> _MATERIAL SUPPLIED_
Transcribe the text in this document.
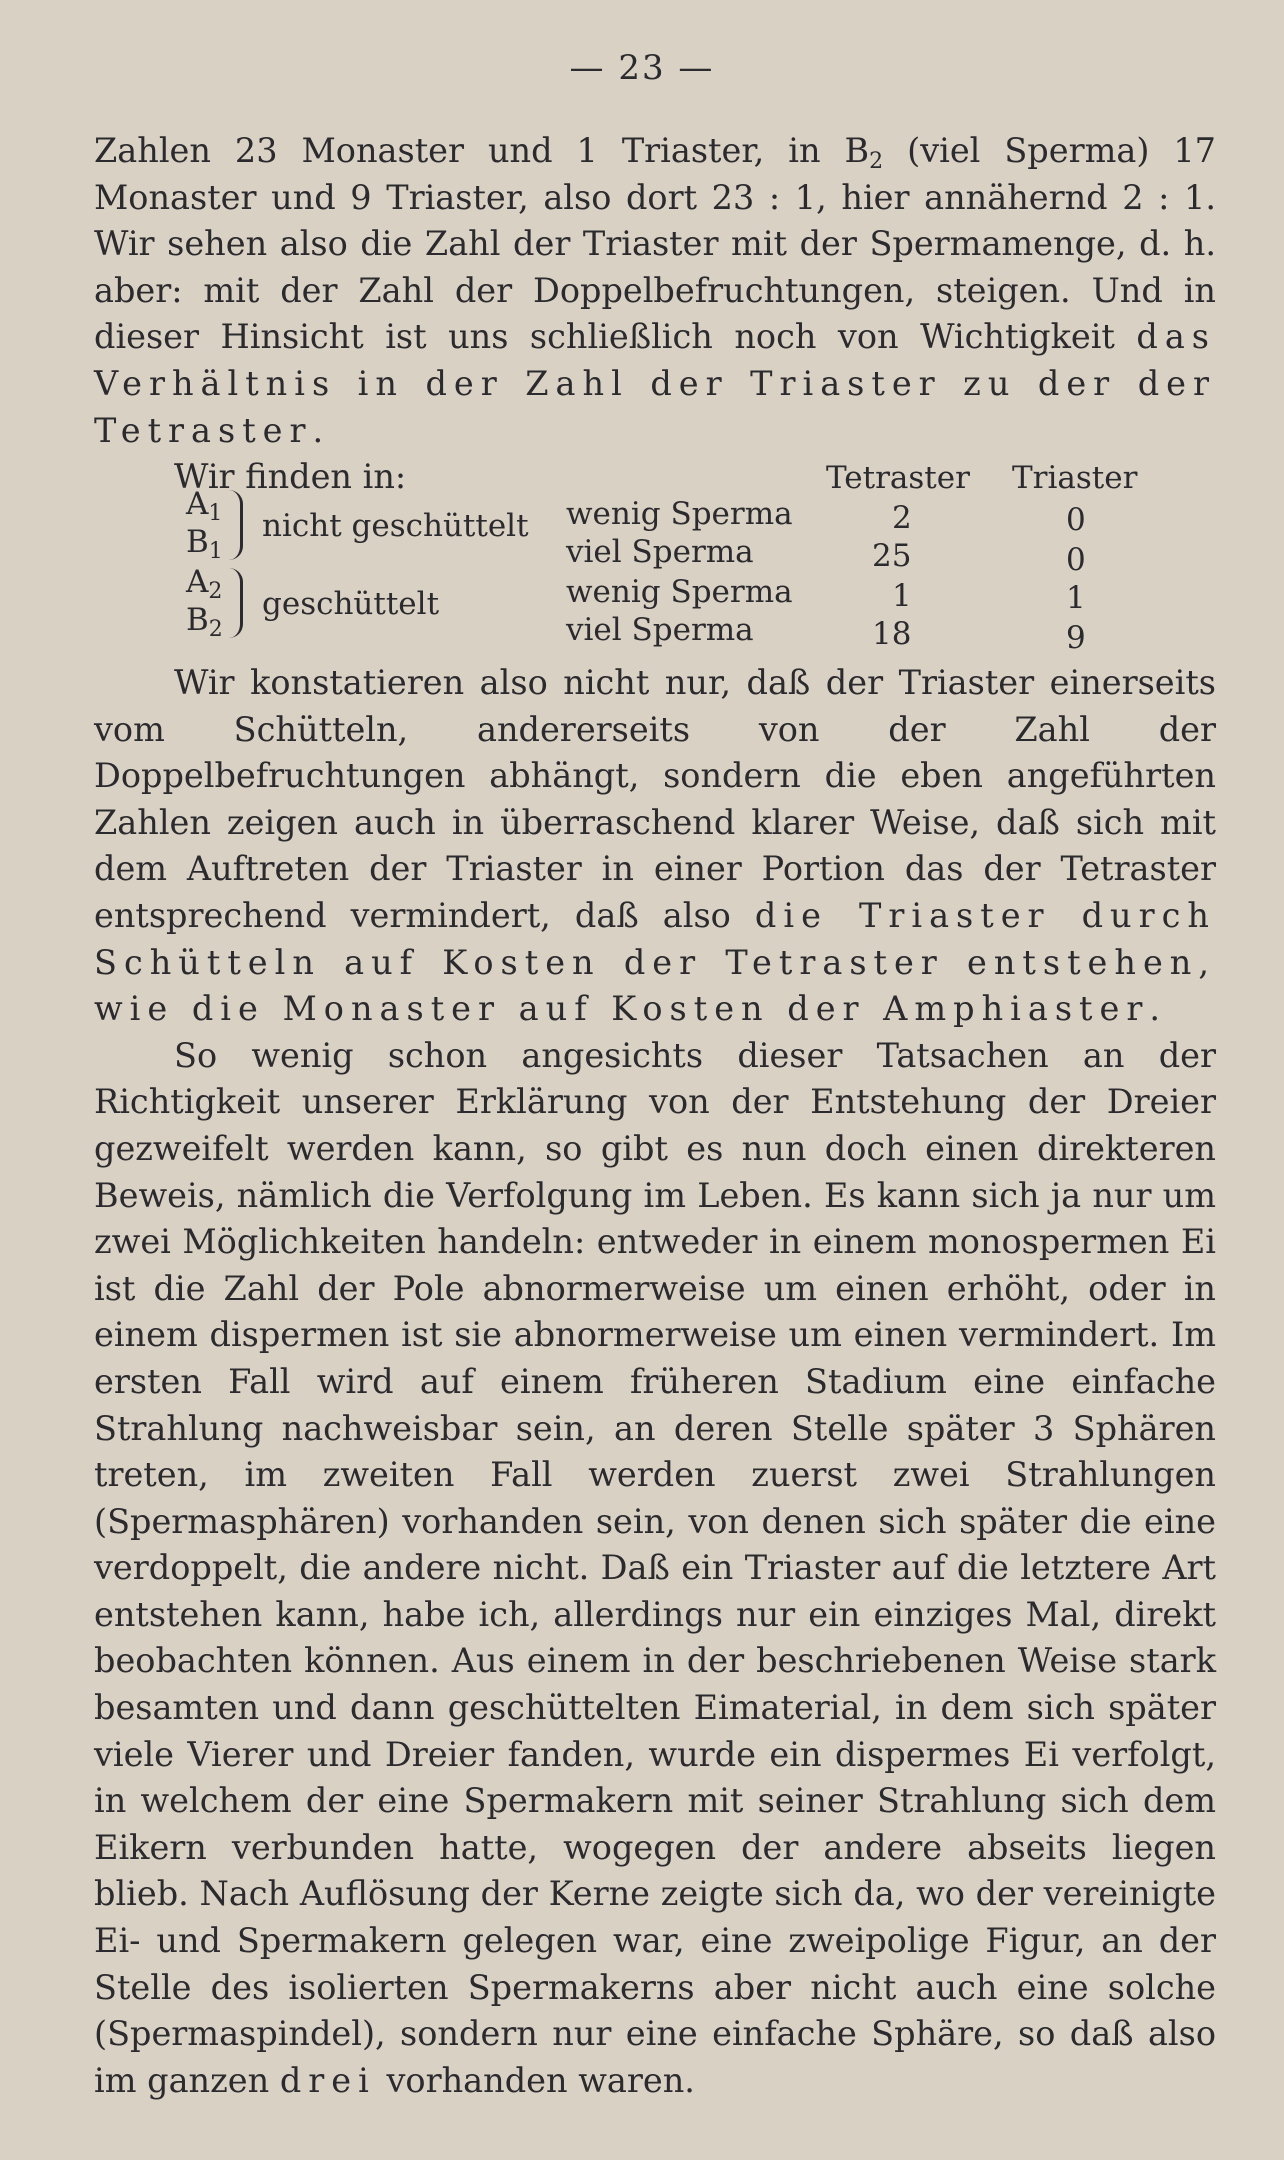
— 23 —

Zahlen 23 Monaster und 1 Triaster, in $B_2$ (viel Sperma) 17 Monaster und 9 Triaster, also dort 23 : 1, hier annähernd 2 : 1. Wir sehen also die Zahl der Triaster mit der Spermamenge, d. h. aber: mit der Zahl der Doppelbefruchtungen, steigen. Und in dieser Hinsicht ist uns schließlich noch von Wichtigkeit das Verhältnis in der Zahl der Triaster zu der der Tetraster.

Wir finden in:	Tetraster Triaster
$A_1$
$B_1$
nicht geschüttelt wenig Sperma	2	0
viel Sperma	25	0
$A_2$
$B_2$
geschüttelt	wenig Sperma	1	1
viel Sperma	18	9

Wir konstatieren also nicht nur, daß der Triaster einerseits vom Schütteln, andererseits von der Zahl der Doppelbefruchtungen abhängt, sondern die eben angeführten Zahlen zeigen auch in überraschend klarer Weise, daß sich mit dem Auftreten der Triaster in einer Portion das der Tetraster entsprechend vermindert, daß also die Triaster durch Schütteln auf Kosten der Tetraster entstehen, wie die Monaster auf Kosten der Amphiaster.

So wenig schon angesichts dieser Tatsachen an der Richtigkeit unserer Erklärung von der Entstehung der Dreier gezweifelt werden kann, so gibt es nun doch einen direkteren Beweis, nämlich die Verfolgung im Leben. Es kann sich ja nur um zwei Möglichkeiten handeln: entweder in einem monospermen Ei ist die Zahl der Pole abnormerweise um einen erhöht, oder in einem dispermen ist sie abnormerweise um einen vermindert. Im ersten Fall wird auf einem früheren Stadium eine einfache Strahlung nachweisbar sein, an deren Stelle später 3 Sphären treten, im zweiten Fall werden zuerst zwei Strahlungen (Spermasphären) vorhanden sein, von denen sich später die eine verdoppelt, die andere nicht. Daß ein Triaster auf die letztere Art entstehen kann, habe ich, allerdings nur ein einziges Mal, direkt beobachten können. Aus einem in der beschriebenen Weise stark besamten und dann geschüttelten Eimaterial, in dem sich später viele Vierer und Dreier fanden, wurde ein dispermes Ei verfolgt, in welchem der eine Spermakern mit seiner Strahlung sich dem Eikern verbunden hatte, wogegen der andere abseits liegen blieb. Nach Auflösung der Kerne zeigte sich da, wo der vereinigte Ei- und Spermakern gelegen war, eine zweipolige Figur, an der Stelle des isolierten Spermakerns aber nicht auch eine solche (Spermaspindel), sondern nur eine einfache Sphäre, so daß also im ganzen drei vorhanden waren.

> _PROBLEM TO SOLVE_
Repeat the data exactly in full, omitting its pictures.

> _RESPONSE TO THE TASK_
Transcribe the text in this document.
— 23 —

Zahlen 23 Monaster und 1 Triaster, in $B_2$ (viel Sperma) 17 Monaster und 9 Triaster, also dort 23 : 1, hier annähernd 2 : 1. Wir sehen also die Zahl der Triaster mit der Spermamenge, d. h. aber: mit der Zahl der Doppelbefruchtungen, steigen. Und in dieser Hinsicht ist uns schließlich noch von Wichtigkeit das Verhältnis in der Zahl der Triaster zu der der Tetraster.

Wir finden in:	Tetraster Triaster
$A_1$
$B_1$
nicht geschüttelt wenig Sperma	2	0
viel Sperma	25	0
$A_2$
$B_2$
geschüttelt	wenig Sperma	1	1
viel Sperma	18	9

Wir konstatieren also nicht nur, daß der Triaster einerseits vom Schütteln, andererseits von der Zahl der Doppelbefruchtungen abhängt, sondern die eben angeführten Zahlen zeigen auch in überraschend klarer Weise, daß sich mit dem Auftreten der Triaster in einer Portion das der Tetraster entsprechend vermindert, daß also die Triaster durch Schütteln auf Kosten der Tetraster entstehen, wie die Monaster auf Kosten der Amphiaster.

So wenig schon angesichts dieser Tatsachen an der Richtigkeit unserer Erklärung von der Entstehung der Dreier gezweifelt werden kann, so gibt es nun doch einen direkteren Beweis, nämlich die Verfolgung im Leben. Es kann sich ja nur um zwei Möglichkeiten handeln: entweder in einem monospermen Ei ist die Zahl der Pole abnormerweise um einen erhöht, oder in einem dispermen ist sie abnormerweise um einen vermindert. Im ersten Fall wird auf einem früheren Stadium eine einfache Strahlung nachweisbar sein, an deren Stelle später 3 Sphären treten, im zweiten Fall werden zuerst zwei Strahlungen (Spermasphären) vorhanden sein, von denen sich später die eine verdoppelt, die andere nicht. Daß ein Triaster auf die letztere Art entstehen kann, habe ich, allerdings nur ein einziges Mal, direkt beobachten können. Aus einem in der beschriebenen Weise stark besamten und dann geschüttelten Eimaterial, in dem sich später viele Vierer und Dreier fanden, wurde ein dispermes Ei verfolgt, in welchem der eine Spermakern mit seiner Strahlung sich dem Eikern verbunden hatte, wogegen der andere abseits liegen blieb. Nach Auflösung der Kerne zeigte sich da, wo der vereinigte Ei- und Spermakern gelegen war, eine zweipolige Figur, an der Stelle des isolierten Spermakerns aber nicht auch eine solche (Spermaspindel), sondern nur eine einfache Sphäre, so daß also im ganzen drei vorhanden waren.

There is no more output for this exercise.